───── Records to process ─────

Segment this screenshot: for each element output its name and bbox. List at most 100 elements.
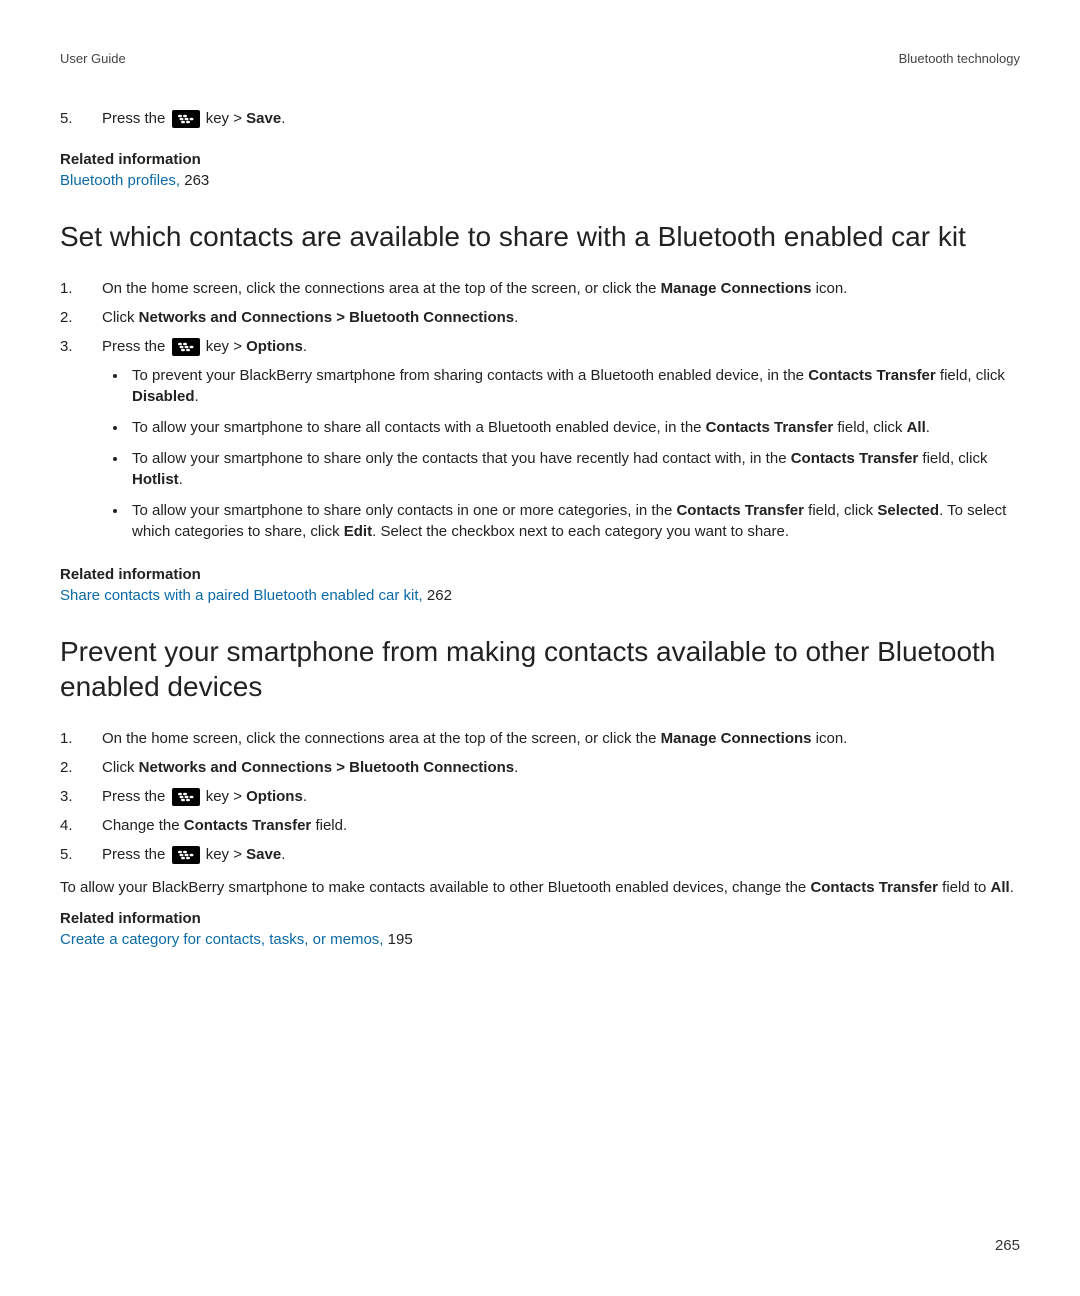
steps-list: 1. On the home screen, click the connect… [60,278,1020,552]
text: . [281,110,285,127]
related-page-ref: 262 [423,587,452,604]
breadcrumb-separator: > [332,309,349,326]
save-label: Save [246,110,281,127]
related-link-row: Bluetooth profiles, 263 [60,170,1020,191]
header-guide-label: User Guide [60,50,126,68]
step-text: Press the key > Save. [102,844,1020,865]
text: key > [202,846,247,863]
manage-connections-label: Manage Connections [661,730,812,747]
contacts-transfer-label: Contacts Transfer [791,450,919,467]
all-label: All [991,879,1010,896]
all-label: All [907,419,926,436]
text: field. [311,817,347,834]
step-text: Press the key > Options. To prevent your… [102,336,1020,552]
step-item: 1. On the home screen, click the connect… [60,278,1020,299]
blackberry-key-icon [172,338,200,356]
breadcrumb-separator: > [332,759,349,776]
step-number: 5. [60,108,74,129]
step-text: Click Networks and Connections > Bluetoo… [102,757,1020,778]
text: . [281,846,285,863]
related-link-row: Create a category for contacts, tasks, o… [60,929,1020,950]
step-text: On the home screen, click the connection… [102,728,1020,749]
text: icon. [812,730,848,747]
text: Press the [102,788,170,805]
text: . [303,788,307,805]
step-number: 3. [60,336,74,552]
text: To allow your BlackBerry smartphone to m… [60,879,810,896]
blackberry-key-icon [172,788,200,806]
step-item: 2. Click Networks and Connections > Blue… [60,757,1020,778]
step-number: 3. [60,786,74,807]
step-text: Change the Contacts Transfer field. [102,815,1020,836]
disabled-label: Disabled [132,388,195,405]
related-info-heading: Related information [60,908,1020,929]
section-heading: Prevent your smartphone from making cont… [60,634,1020,704]
step-item: 4. Change the Contacts Transfer field. [60,815,1020,836]
share-contacts-link[interactable]: Share contacts with a paired Bluetooth e… [60,587,423,604]
text: icon. [812,280,848,297]
text: Press the [102,338,170,355]
step-item: 3. Press the key > Options. To prevent y… [60,336,1020,552]
edit-label: Edit [344,523,372,540]
contacts-transfer-label: Contacts Transfer [706,419,834,436]
text: . [195,388,199,405]
text: Change the [102,817,184,834]
sub-bullets: To prevent your BlackBerry smartphone fr… [128,365,1020,542]
save-label: Save [246,846,281,863]
bluetooth-profiles-link[interactable]: Bluetooth profiles, [60,172,180,189]
networks-and-connections-label: Networks and Connections [139,309,332,326]
manage-connections-label: Manage Connections [661,280,812,297]
contacts-transfer-label: Contacts Transfer [810,879,938,896]
text: Click [102,309,139,326]
page-header: User Guide Bluetooth technology [60,50,1020,68]
text: To allow your smartphone to share only c… [132,502,676,519]
step-text: Press the key > Save. [102,108,1020,129]
text: . [303,338,307,355]
bullet-item: To prevent your BlackBerry smartphone fr… [128,365,1020,407]
blackberry-key-icon [172,846,200,864]
step-text: Click Networks and Connections > Bluetoo… [102,307,1020,328]
step-item: 3. Press the key > Options. [60,786,1020,807]
networks-and-connections-label: Networks and Connections [139,759,332,776]
related-info-heading: Related information [60,564,1020,585]
step-text: Press the key > Options. [102,786,1020,807]
step-number: 4. [60,815,74,836]
bluetooth-connections-label: Bluetooth Connections [349,309,514,326]
create-category-link[interactable]: Create a category for contacts, tasks, o… [60,931,383,948]
text: . Select the checkbox next to each categ… [372,523,789,540]
contacts-transfer-label: Contacts Transfer [184,817,312,834]
contacts-transfer-label: Contacts Transfer [676,502,804,519]
text: field, click [918,450,987,467]
options-label: Options [246,338,303,355]
steps-list: 1. On the home screen, click the connect… [60,728,1020,865]
page-number: 265 [995,1235,1020,1256]
header-topic-label: Bluetooth technology [899,50,1020,68]
hotlist-label: Hotlist [132,471,179,488]
text: key > [202,788,247,805]
step-number: 2. [60,307,74,328]
text: To prevent your BlackBerry smartphone fr… [132,367,808,384]
bullet-item: To allow your smartphone to share only t… [128,448,1020,490]
selected-label: Selected [877,502,939,519]
text: Press the [102,846,170,863]
options-label: Options [246,788,303,805]
note-paragraph: To allow your BlackBerry smartphone to m… [60,877,1020,898]
bullet-item: To allow your smartphone to share only c… [128,500,1020,542]
step-number: 1. [60,728,74,749]
text: key > [202,338,247,355]
step-number: 2. [60,757,74,778]
text: key > [202,110,247,127]
text: field, click [804,502,877,519]
step-text: On the home screen, click the connection… [102,278,1020,299]
contacts-transfer-label: Contacts Transfer [808,367,936,384]
step-item: 5. Press the key > Save. [60,108,1020,129]
text: . [1010,879,1014,896]
text: To allow your smartphone to share only t… [132,450,791,467]
bullet-item: To allow your smartphone to share all co… [128,417,1020,438]
text: . [514,309,518,326]
text: field to [938,879,991,896]
step-number: 5. [60,844,74,865]
text: . [514,759,518,776]
related-info-heading: Related information [60,149,1020,170]
text: On the home screen, click the connection… [102,730,661,747]
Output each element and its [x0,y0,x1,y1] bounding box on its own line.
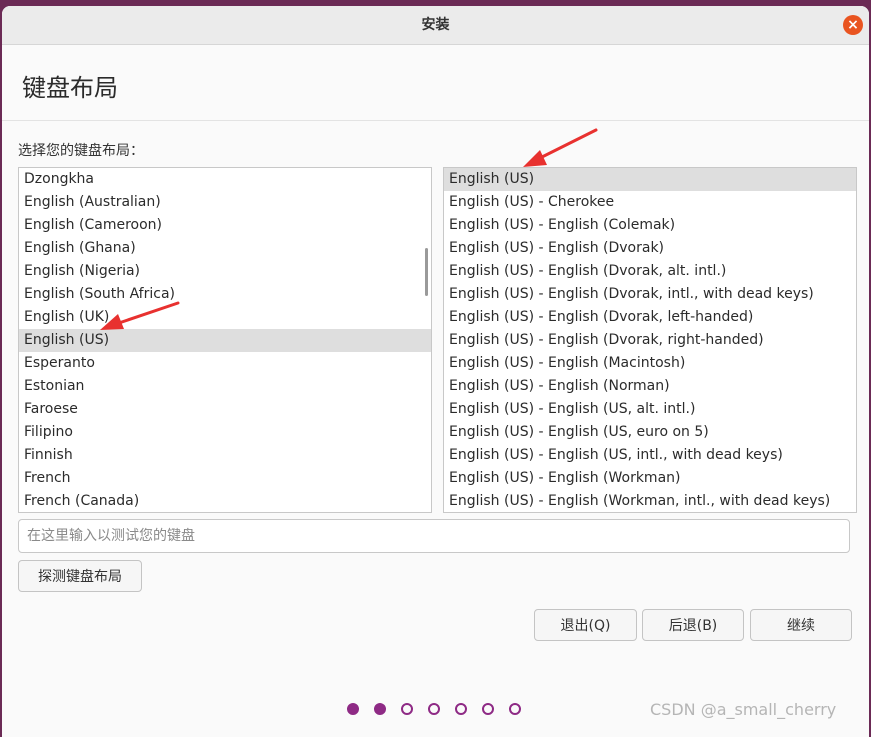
layout-item-english-nigeria[interactable]: English (Nigeria) [19,260,431,283]
step-dot-5 [455,703,467,715]
layout-item-faroese[interactable]: Faroese [19,398,431,421]
layout-item-finnish[interactable]: Finnish [19,444,431,467]
variant-item-english-us-english-us-intl-with-dead-keys[interactable]: English (US) - English (US, intl., with … [444,444,856,467]
variant-item-english-us-english-dvorak-left-handed[interactable]: English (US) - English (Dvorak, left-han… [444,306,856,329]
continue-button[interactable]: 继续 [750,609,852,641]
variant-item-english-us-english-dvorak-right-handed[interactable]: English (US) - English (Dvorak, right-ha… [444,329,856,352]
layout-item-english-ghana[interactable]: English (Ghana) [19,237,431,260]
layout-item-english-us[interactable]: English (US) [19,329,431,352]
variant-item-english-us[interactable]: English (US) [444,168,856,191]
layout-item-french-canada[interactable]: French (Canada) [19,490,431,512]
layout-item-filipino[interactable]: Filipino [19,421,431,444]
header-divider [2,120,869,121]
variant-item-english-us-english-workman[interactable]: English (US) - English (Workman) [444,467,856,490]
layout-item-english-cameroon[interactable]: English (Cameroon) [19,214,431,237]
variant-item-english-us-english-dvorak-alt-intl[interactable]: English (US) - English (Dvorak, alt. int… [444,260,856,283]
step-dot-7 [509,703,521,715]
layout-item-english-uk[interactable]: English (UK) [19,306,431,329]
step-dot-6 [482,703,494,715]
step-dot-3 [401,703,413,715]
title-bar: 安装 × [2,6,869,45]
layout-item-english-south-africa[interactable]: English (South Africa) [19,283,431,306]
variant-item-english-us-english-norman[interactable]: English (US) - English (Norman) [444,375,856,398]
close-icon[interactable]: × [843,15,863,35]
keyboard-variant-list[interactable]: English (US) English (US) - Cherokee Engli… [443,167,857,513]
watermark: CSDN @a_small_cherry [650,700,837,719]
variant-item-english-us-english-us-euro-on-5[interactable]: English (US) - English (US, euro on 5) [444,421,856,444]
installer-window: 安装 × 键盘布局 选择您的键盘布局： Dzongkha English (Aus… [2,6,869,737]
layout-item-esperanto[interactable]: Esperanto [19,352,431,375]
step-dot-4 [428,703,440,715]
layout-item-english-australian[interactable]: English (Australian) [19,191,431,214]
quit-button[interactable]: 退出(Q) [534,609,637,641]
variant-item-english-us-english-colemak[interactable]: English (US) - English (Colemak) [444,214,856,237]
variant-item-english-us-cherokee[interactable]: English (US) - Cherokee [444,191,856,214]
variant-item-english-us-english-dvorak-intl-with-dead-keys[interactable]: English (US) - English (Dvorak, intl., w… [444,283,856,306]
window-title: 安装 [421,17,450,33]
page-title: 键盘布局 [22,74,118,102]
variant-item-english-us-english-workman-intl-with-dead-keys[interactable]: English (US) - English (Workman, intl., … [444,490,856,512]
detect-layout-button[interactable]: 探测键盘布局 [18,560,142,592]
layout-item-french[interactable]: French [19,467,431,490]
variant-item-english-us-english-macintosh[interactable]: English (US) - English (Macintosh) [444,352,856,375]
layout-item-estonian[interactable]: Estonian [19,375,431,398]
variant-item-english-us-english-dvorak[interactable]: English (US) - English (Dvorak) [444,237,856,260]
layout-list-scrollbar[interactable] [425,248,428,296]
variant-item-english-us-english-us-alt-intl[interactable]: English (US) - English (US, alt. intl.) [444,398,856,421]
keyboard-test-input[interactable] [18,519,850,553]
back-button[interactable]: 后退(B) [642,609,744,641]
layout-prompt: 选择您的键盘布局： [18,143,144,159]
step-dot-1 [347,703,359,715]
keyboard-layout-list[interactable]: Dzongkha English (Australian) English (Cam… [18,167,432,513]
layout-item-dzongkha[interactable]: Dzongkha [19,168,431,191]
step-dot-2 [374,703,386,715]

─────

» **Task**
Render as a numbered list, omitting blank lines, only the part of the listing that opens with the line containing "the connect… [60,278,1020,552]" and closes with the line containing "edit-label: Edit [344,523,372,540]", both included.

» **Written solution**
1. steps-list: 1. On the home screen, click the connect… [60,278,1020,552]
2. text: . [281,110,285,127]
3. related-page-ref: 262 [423,587,452,604]
4. breadcrumb-separator: > [332,309,349,326]
5. save-label: Save [246,110,281,127]
6. related-link-row: Bluetooth profiles, 263 [60,170,1020,191]
7. header-guide-label: User Guide [60,50,126,68]
8. step-text: Press the key > Save. [102,844,1020,865]
9. text: key > [202,846,247,863]
10. manage-connections-label: Manage Connections [661,730,812,747]
11. contacts-transfer-label: Contacts Transfer [791,450,919,467]
12. all-label: All [991,879,1010,896]
13. all-label: All [907,419,926,436]
14. text: field. [311,817,347,834]
15. step-text: Press the key > Options. To prevent your… [102,336,1020,552]
16. step-item: 1. On the home screen, click the connect… [60,278,1020,299]
17. blackberry-key-icon [172,338,200,356]
18. breadcrumb-separator: > [332,759,349,776]
19. step-number: 5. [60,108,74,129]
20. step-text: Click Networks and Connections > Bluetoo… [102,757,1020,778]
21. text: . [281,846,285,863]
22. related-link-row: Create a category for contacts, tasks, o… [60,929,1020,950]
23. step-text: On the home screen, click the connection… [102,728,1020,749]
24. text: icon. [812,730,848,747]
25. text: Press the [102,788,170,805]
26. text: . [303,788,307,805]
27. step-number: 3. [60,336,74,552]
28. text: To allow your BlackBerry smartphone to m… [60,879,810,896]
29. blackberry-key-icon [172,788,200,806]
30. step-item: 2. Click Networks and Connections > Blue… [60,757,1020,778]
31. step-number: 3. [60,786,74,807]
32. step-text: Change the Contacts Transfer field. [102,815,1020,836]
33. disabled-label: Disabled [132,388,195,405]
34. related-info-heading: Related information [60,908,1020,929]
35. section-heading: Prevent your smartphone from making cont… [60,634,1020,704]
36. step-item: 4. Change the Contacts Transfer field. [60,815,1020,836]
37. share-contacts-link[interactable]: Share contacts with a paired Bluetooth e… [60,587,423,604]
38. text: icon. [812,280,848,297]
39. text: Press the [102,338,170,355]
40. step-item: 3. Press the key > Options. To prevent y… [60,336,1020,552]
41. edit-label: Edit [344,523,372,540]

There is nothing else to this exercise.